> [What you have to do] Copy every line of the data exactly, leaving nothing out.

## BEGIN

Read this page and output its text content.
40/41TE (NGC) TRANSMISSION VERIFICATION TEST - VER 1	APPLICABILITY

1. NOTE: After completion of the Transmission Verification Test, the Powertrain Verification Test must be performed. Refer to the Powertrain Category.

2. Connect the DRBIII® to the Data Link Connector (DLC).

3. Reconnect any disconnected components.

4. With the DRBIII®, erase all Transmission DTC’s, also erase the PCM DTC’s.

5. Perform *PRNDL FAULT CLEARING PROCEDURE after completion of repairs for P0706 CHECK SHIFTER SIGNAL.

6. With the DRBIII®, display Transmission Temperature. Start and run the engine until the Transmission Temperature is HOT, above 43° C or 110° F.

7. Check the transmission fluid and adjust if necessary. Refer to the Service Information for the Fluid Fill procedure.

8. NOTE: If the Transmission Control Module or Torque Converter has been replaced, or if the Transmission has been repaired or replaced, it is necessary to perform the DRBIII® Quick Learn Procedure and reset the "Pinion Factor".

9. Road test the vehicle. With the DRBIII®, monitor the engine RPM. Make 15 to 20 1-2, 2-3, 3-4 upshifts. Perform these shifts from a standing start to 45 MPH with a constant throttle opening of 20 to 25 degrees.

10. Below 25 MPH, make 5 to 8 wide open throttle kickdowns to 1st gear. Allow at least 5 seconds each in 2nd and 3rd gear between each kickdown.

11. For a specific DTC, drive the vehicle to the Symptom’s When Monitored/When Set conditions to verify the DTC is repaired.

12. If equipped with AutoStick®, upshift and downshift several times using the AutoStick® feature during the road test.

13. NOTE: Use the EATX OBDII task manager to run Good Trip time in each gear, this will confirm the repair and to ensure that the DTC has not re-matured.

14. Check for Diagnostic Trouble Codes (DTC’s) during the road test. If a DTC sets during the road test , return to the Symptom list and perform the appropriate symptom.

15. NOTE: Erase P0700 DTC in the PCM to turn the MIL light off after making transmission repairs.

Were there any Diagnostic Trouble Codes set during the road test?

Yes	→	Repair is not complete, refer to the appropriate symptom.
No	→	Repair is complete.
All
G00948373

## END

> [Task solution]
Read this page and output its text content.
40/41TE (NGC) TRANSMISSION VERIFICATION TEST - VER 1	APPLICABILITY

1. NOTE: After completion of the Transmission Verification Test, the Powertrain Verification Test must be performed. Refer to the Powertrain Category.

2. Connect the DRBIII® to the Data Link Connector (DLC).

3. Reconnect any disconnected components.

4. With the DRBIII®, erase all Transmission DTC’s, also erase the PCM DTC’s.

5. Perform *PRNDL FAULT CLEARING PROCEDURE after completion of repairs for P0706 CHECK SHIFTER SIGNAL.

6. With the DRBIII®, display Transmission Temperature. Start and run the engine until the Transmission Temperature is HOT, above 43° C or 110° F.

7. Check the transmission fluid and adjust if necessary. Refer to the Service Information for the Fluid Fill procedure.

8. NOTE: If the Transmission Control Module or Torque Converter has been replaced, or if the Transmission has been repaired or replaced, it is necessary to perform the DRBIII® Quick Learn Procedure and reset the "Pinion Factor".

9. Road test the vehicle. With the DRBIII®, monitor the engine RPM. Make 15 to 20 1-2, 2-3, 3-4 upshifts. Perform these shifts from a standing start to 45 MPH with a constant throttle opening of 20 to 25 degrees.

10. Below 25 MPH, make 5 to 8 wide open throttle kickdowns to 1st gear. Allow at least 5 seconds each in 2nd and 3rd gear between each kickdown.

11. For a specific DTC, drive the vehicle to the Symptom’s When Monitored/When Set conditions to verify the DTC is repaired.

12. If equipped with AutoStick®, upshift and downshift several times using the AutoStick® feature during the road test.

13. NOTE: Use the EATX OBDII task manager to run Good Trip time in each gear, this will confirm the repair and to ensure that the DTC has not re-matured.

14. Check for Diagnostic Trouble Codes (DTC’s) during the road test. If a DTC sets during the road test , return to the Symptom list and perform the appropriate symptom.

15. NOTE: Erase P0700 DTC in the PCM to turn the MIL light off after making transmission repairs.

Were there any Diagnostic Trouble Codes set during the road test?

Yes	→	Repair is not complete, refer to the appropriate symptom.
No	→	Repair is complete.
All
G00948373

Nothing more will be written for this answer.